Collection entries:
%%
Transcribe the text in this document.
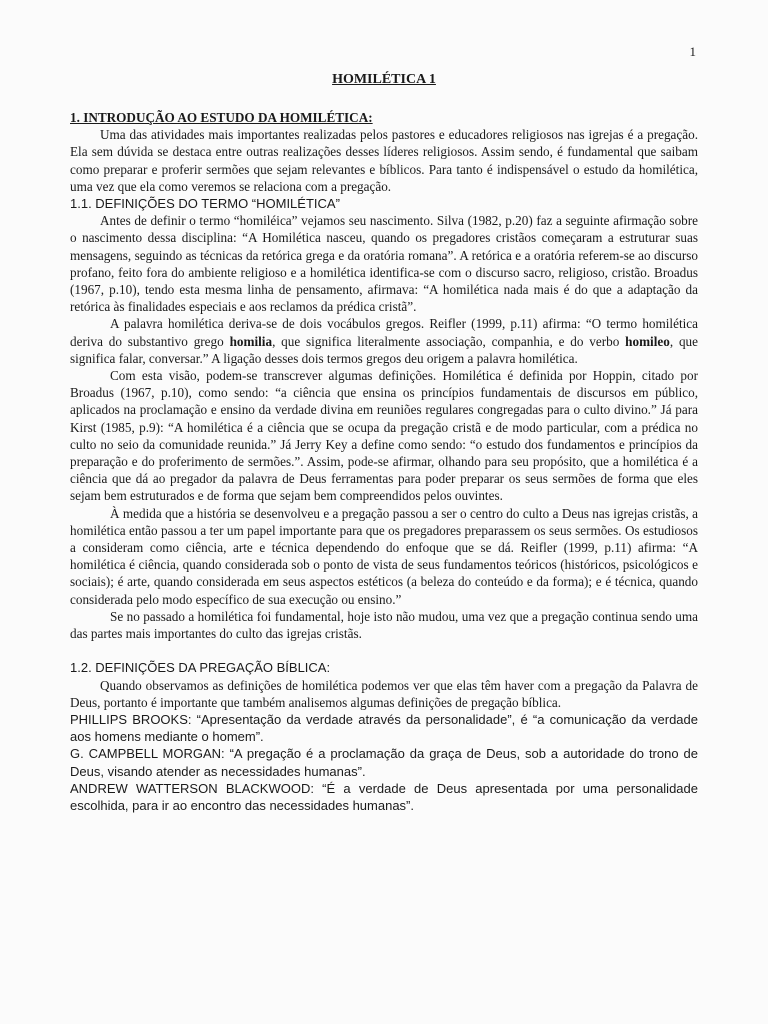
1
HOMILÉTICA 1

1. INTRODUÇÃO AO ESTUDO DA HOMILÉTICA:

Uma das atividades mais importantes realizadas pelos pastores e educadores religiosos nas igrejas é a pregação. Ela sem dúvida se destaca entre outras realizações desses líderes religiosos. Assim sendo, é fundamental que saibam como preparar e proferir sermões que sejam relevantes e bíblicos. Para tanto é indispensável o estudo da homilética, uma vez que ela como veremos se relaciona com a pregação.

1.1. DEFINIÇÕES DO TERMO “HOMILÉTICA”

Antes de definir o termo “homiléica” vejamos seu nascimento. Silva (1982, p.20) faz a seguinte afirmação sobre o nascimento dessa disciplina: “A Homilética nasceu, quando os pregadores cristãos começaram a estruturar suas mensagens, seguindo as técnicas da retórica grega e da oratória romana”. A retórica e a oratória referem-se ao discurso profano, feito fora do ambiente religioso e a homilética identifica-se com o discurso sacro, religioso, cristão. Broadus (1967, p.10), tendo esta mesma linha de pensamento, afirmava: “A homilética nada mais é do que a adaptação da retórica às finalidades especiais e aos reclamos da prédica cristã”.

A palavra homilética deriva-se de dois vocábulos gregos. Reifler (1999, p.11) afirma: “O termo homilética deriva do substantivo grego homilia, que significa literalmente associação, companhia, e do verbo homileo, que significa falar, conversar.” A ligação desses dois termos gregos deu origem a palavra homilética.

Com esta visão, podem-se transcrever algumas definições. Homilética é definida por Hoppin, citado por Broadus (1967, p.10), como sendo: “a ciência que ensina os princípios fundamentais de discursos em público, aplicados na proclamação e ensino da verdade divina em reuniões regulares congregadas para o culto divino.” Já para Kirst (1985, p.9): “A homilética é a ciência que se ocupa da pregação cristã e de modo particular, com a prédica no culto no seio da comunidade reunida.” Já Jerry Key a define como sendo: “o estudo dos fundamentos e princípios da preparação e do proferimento de sermões.”. Assim, pode-se afirmar, olhando para seu propósito, que a homilética é a ciência que dá ao pregador da palavra de Deus ferramentas para poder preparar os seus sermões de forma que eles sejam bem estruturados e de forma que sejam bem compreendidos pelos ouvintes.

À medida que a história se desenvolveu e a pregação passou a ser o centro do culto a Deus nas igrejas cristãs, a homilética então passou a ter um papel importante para que os pregadores preparassem os seus sermões. Os estudiosos a consideram como ciência, arte e técnica dependendo do enfoque que se dá. Reifler (1999, p.11) afirma: “A homilética é ciência, quando considerada sob o ponto de vista de seus fundamentos teóricos (históricos, psicológicos e sociais); é arte, quando considerada em seus aspectos estéticos (a beleza do conteúdo e da forma); e é técnica, quando considerada pelo modo específico de sua execução ou ensino.”

Se no passado a homilética foi fundamental, hoje isto não mudou, uma vez que a pregação continua sendo uma das partes mais importantes do culto das igrejas cristãs.

1.2. DEFINIÇÕES DA PREGAÇÃO BÍBLICA:

Quando observamos as definições de homilética podemos ver que elas têm haver com a pregação da Palavra de Deus, portanto é importante que também analisemos algumas definições de pregação bíblica.

PHILLIPS BROOKS: “Apresentação da verdade através da personalidade”, é “a comunicação da verdade aos homens mediante o homem”.

G. CAMPBELL MORGAN: “A pregação é a proclamação da graça de Deus, sob a autoridade do trono de Deus, visando atender as necessidades humanas”.

ANDREW WATTERSON BLACKWOOD: “É a verdade de Deus apresentada por uma personalidade escolhida, para ir ao encontro das necessidades humanas”.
%%
# TASK INSTRUCTIONS:
Strip the images and reproduce the remaining records precisely.

# EXPECTED ANSWER:
Transcribe the text in this document.
1
HOMILÉTICA 1

1. INTRODUÇÃO AO ESTUDO DA HOMILÉTICA:

Uma das atividades mais importantes realizadas pelos pastores e educadores religiosos nas igrejas é a pregação. Ela sem dúvida se destaca entre outras realizações desses líderes religiosos. Assim sendo, é fundamental que saibam como preparar e proferir sermões que sejam relevantes e bíblicos. Para tanto é indispensável o estudo da homilética, uma vez que ela como veremos se relaciona com a pregação.

1.1. DEFINIÇÕES DO TERMO “HOMILÉTICA”

Antes de definir o termo “homiléica” vejamos seu nascimento. Silva (1982, p.20) faz a seguinte afirmação sobre o nascimento dessa disciplina: “A Homilética nasceu, quando os pregadores cristãos começaram a estruturar suas mensagens, seguindo as técnicas da retórica grega e da oratória romana”. A retórica e a oratória referem-se ao discurso profano, feito fora do ambiente religioso e a homilética identifica-se com o discurso sacro, religioso, cristão. Broadus (1967, p.10), tendo esta mesma linha de pensamento, afirmava: “A homilética nada mais é do que a adaptação da retórica às finalidades especiais e aos reclamos da prédica cristã”.

A palavra homilética deriva-se de dois vocábulos gregos. Reifler (1999, p.11) afirma: “O termo homilética deriva do substantivo grego homilia, que significa literalmente associação, companhia, e do verbo homileo, que significa falar, conversar.” A ligação desses dois termos gregos deu origem a palavra homilética.

Com esta visão, podem-se transcrever algumas definições. Homilética é definida por Hoppin, citado por Broadus (1967, p.10), como sendo: “a ciência que ensina os princípios fundamentais de discursos em público, aplicados na proclamação e ensino da verdade divina em reuniões regulares congregadas para o culto divino.” Já para Kirst (1985, p.9): “A homilética é a ciência que se ocupa da pregação cristã e de modo particular, com a prédica no culto no seio da comunidade reunida.” Já Jerry Key a define como sendo: “o estudo dos fundamentos e princípios da preparação e do proferimento de sermões.”. Assim, pode-se afirmar, olhando para seu propósito, que a homilética é a ciência que dá ao pregador da palavra de Deus ferramentas para poder preparar os seus sermões de forma que eles sejam bem estruturados e de forma que sejam bem compreendidos pelos ouvintes.

À medida que a história se desenvolveu e a pregação passou a ser o centro do culto a Deus nas igrejas cristãs, a homilética então passou a ter um papel importante para que os pregadores preparassem os seus sermões. Os estudiosos a consideram como ciência, arte e técnica dependendo do enfoque que se dá. Reifler (1999, p.11) afirma: “A homilética é ciência, quando considerada sob o ponto de vista de seus fundamentos teóricos (históricos, psicológicos e sociais); é arte, quando considerada em seus aspectos estéticos (a beleza do conteúdo e da forma); e é técnica, quando considerada pelo modo específico de sua execução ou ensino.”

Se no passado a homilética foi fundamental, hoje isto não mudou, uma vez que a pregação continua sendo uma das partes mais importantes do culto das igrejas cristãs.

1.2. DEFINIÇÕES DA PREGAÇÃO BÍBLICA:

Quando observamos as definições de homilética podemos ver que elas têm haver com a pregação da Palavra de Deus, portanto é importante que também analisemos algumas definições de pregação bíblica.

PHILLIPS BROOKS: “Apresentação da verdade através da personalidade”, é “a comunicação da verdade aos homens mediante o homem”.

G. CAMPBELL MORGAN: “A pregação é a proclamação da graça de Deus, sob a autoridade do trono de Deus, visando atender as necessidades humanas”.

ANDREW WATTERSON BLACKWOOD: “É a verdade de Deus apresentada por uma personalidade escolhida, para ir ao encontro das necessidades humanas”.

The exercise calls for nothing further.